### [Material for this exercise]
• • •

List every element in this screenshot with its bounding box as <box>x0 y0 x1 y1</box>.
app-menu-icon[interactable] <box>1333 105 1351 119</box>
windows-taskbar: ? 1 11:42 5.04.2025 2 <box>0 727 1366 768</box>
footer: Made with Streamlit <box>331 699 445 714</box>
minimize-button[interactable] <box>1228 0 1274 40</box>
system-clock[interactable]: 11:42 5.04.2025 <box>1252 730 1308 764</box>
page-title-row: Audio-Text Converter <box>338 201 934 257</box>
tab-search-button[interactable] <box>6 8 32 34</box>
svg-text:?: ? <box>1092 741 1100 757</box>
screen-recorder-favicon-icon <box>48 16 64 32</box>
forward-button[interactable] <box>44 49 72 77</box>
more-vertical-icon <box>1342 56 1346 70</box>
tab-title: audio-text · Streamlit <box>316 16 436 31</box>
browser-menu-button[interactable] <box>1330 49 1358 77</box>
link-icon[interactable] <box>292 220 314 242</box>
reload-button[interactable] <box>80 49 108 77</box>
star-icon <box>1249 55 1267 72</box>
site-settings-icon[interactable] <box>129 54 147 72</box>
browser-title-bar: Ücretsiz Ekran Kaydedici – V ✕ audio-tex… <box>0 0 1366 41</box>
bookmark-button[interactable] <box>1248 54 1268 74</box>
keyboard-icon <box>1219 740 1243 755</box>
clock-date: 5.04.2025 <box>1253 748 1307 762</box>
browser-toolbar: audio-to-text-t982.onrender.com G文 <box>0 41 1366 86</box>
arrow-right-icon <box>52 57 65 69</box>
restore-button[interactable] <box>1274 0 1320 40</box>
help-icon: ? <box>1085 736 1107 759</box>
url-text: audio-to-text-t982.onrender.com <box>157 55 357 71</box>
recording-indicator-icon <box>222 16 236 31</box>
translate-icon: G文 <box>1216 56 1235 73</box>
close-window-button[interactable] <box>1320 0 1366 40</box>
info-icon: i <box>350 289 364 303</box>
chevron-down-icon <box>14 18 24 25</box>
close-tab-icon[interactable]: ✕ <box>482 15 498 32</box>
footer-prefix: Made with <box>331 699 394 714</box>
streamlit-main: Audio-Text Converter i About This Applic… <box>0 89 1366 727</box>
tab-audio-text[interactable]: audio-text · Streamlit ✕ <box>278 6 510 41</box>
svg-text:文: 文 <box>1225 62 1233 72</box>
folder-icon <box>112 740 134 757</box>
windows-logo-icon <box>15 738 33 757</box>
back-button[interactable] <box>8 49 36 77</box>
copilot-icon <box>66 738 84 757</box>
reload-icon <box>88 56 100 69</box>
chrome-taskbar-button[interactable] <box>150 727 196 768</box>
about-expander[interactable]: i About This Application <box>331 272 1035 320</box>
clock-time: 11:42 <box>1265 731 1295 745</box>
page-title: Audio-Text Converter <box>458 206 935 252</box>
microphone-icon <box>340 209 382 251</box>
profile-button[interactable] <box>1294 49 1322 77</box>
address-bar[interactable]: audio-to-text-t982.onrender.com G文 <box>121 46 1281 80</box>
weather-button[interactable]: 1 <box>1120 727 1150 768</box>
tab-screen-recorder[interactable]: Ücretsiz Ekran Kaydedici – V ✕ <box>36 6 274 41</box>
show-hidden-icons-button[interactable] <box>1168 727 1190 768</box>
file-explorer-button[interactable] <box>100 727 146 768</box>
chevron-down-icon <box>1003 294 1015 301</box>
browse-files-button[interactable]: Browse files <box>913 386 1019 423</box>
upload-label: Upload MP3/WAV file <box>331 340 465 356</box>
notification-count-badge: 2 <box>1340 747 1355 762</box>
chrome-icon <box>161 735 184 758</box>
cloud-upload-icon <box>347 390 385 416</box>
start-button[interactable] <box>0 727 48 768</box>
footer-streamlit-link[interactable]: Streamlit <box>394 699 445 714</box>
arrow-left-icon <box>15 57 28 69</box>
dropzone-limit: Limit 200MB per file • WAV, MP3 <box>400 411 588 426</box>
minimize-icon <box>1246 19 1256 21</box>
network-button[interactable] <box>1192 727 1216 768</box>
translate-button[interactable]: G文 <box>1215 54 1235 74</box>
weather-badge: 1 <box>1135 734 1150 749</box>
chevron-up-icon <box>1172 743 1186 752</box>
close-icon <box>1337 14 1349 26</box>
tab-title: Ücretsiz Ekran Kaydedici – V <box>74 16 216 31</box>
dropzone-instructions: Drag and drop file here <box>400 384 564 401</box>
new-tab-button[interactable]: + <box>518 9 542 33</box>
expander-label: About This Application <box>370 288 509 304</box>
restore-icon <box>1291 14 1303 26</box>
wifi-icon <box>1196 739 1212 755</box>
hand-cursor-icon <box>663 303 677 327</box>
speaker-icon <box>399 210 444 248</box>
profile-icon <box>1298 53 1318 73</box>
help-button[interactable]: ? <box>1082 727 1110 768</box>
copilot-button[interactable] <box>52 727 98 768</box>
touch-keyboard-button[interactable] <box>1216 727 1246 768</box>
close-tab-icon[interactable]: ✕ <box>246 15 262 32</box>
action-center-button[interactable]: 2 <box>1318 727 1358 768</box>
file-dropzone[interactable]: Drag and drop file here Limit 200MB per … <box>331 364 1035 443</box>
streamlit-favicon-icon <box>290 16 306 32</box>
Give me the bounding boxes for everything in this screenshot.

• • •

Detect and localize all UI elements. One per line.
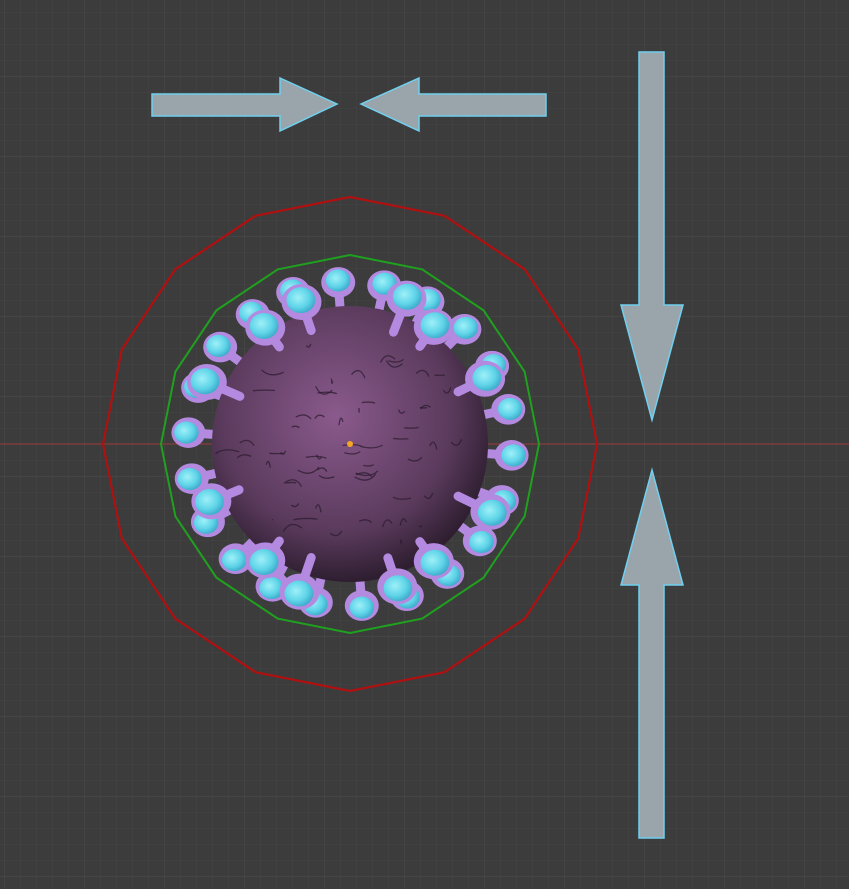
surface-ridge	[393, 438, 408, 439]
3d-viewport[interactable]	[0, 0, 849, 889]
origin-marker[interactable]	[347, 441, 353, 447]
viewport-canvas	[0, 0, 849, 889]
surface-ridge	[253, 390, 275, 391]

• • •

### [Given request]
Render the records above as a Markdown table with the columns Row and Line. Start at the line containing "Detect and localize" and stop after the line containing "390, 275, 391]", numbering each line, skipping blank ones, and leaving the pictures out.

### [Result of the exercise]
| Row | Line |
|---|---|
| 1 | Detect and localize all UI elements. One per line. |
| 2 | surface-ridge	[393, 438, 408, 439] |
| 3 | 3d-viewport[interactable]	[0, 0, 849, 889] |
| 4 | origin-marker[interactable]	[347, 441, 353, 447] |
| 5 | viewport-canvas	[0, 0, 849, 889] |
| 6 | surface-ridge	[253, 390, 275, 391] |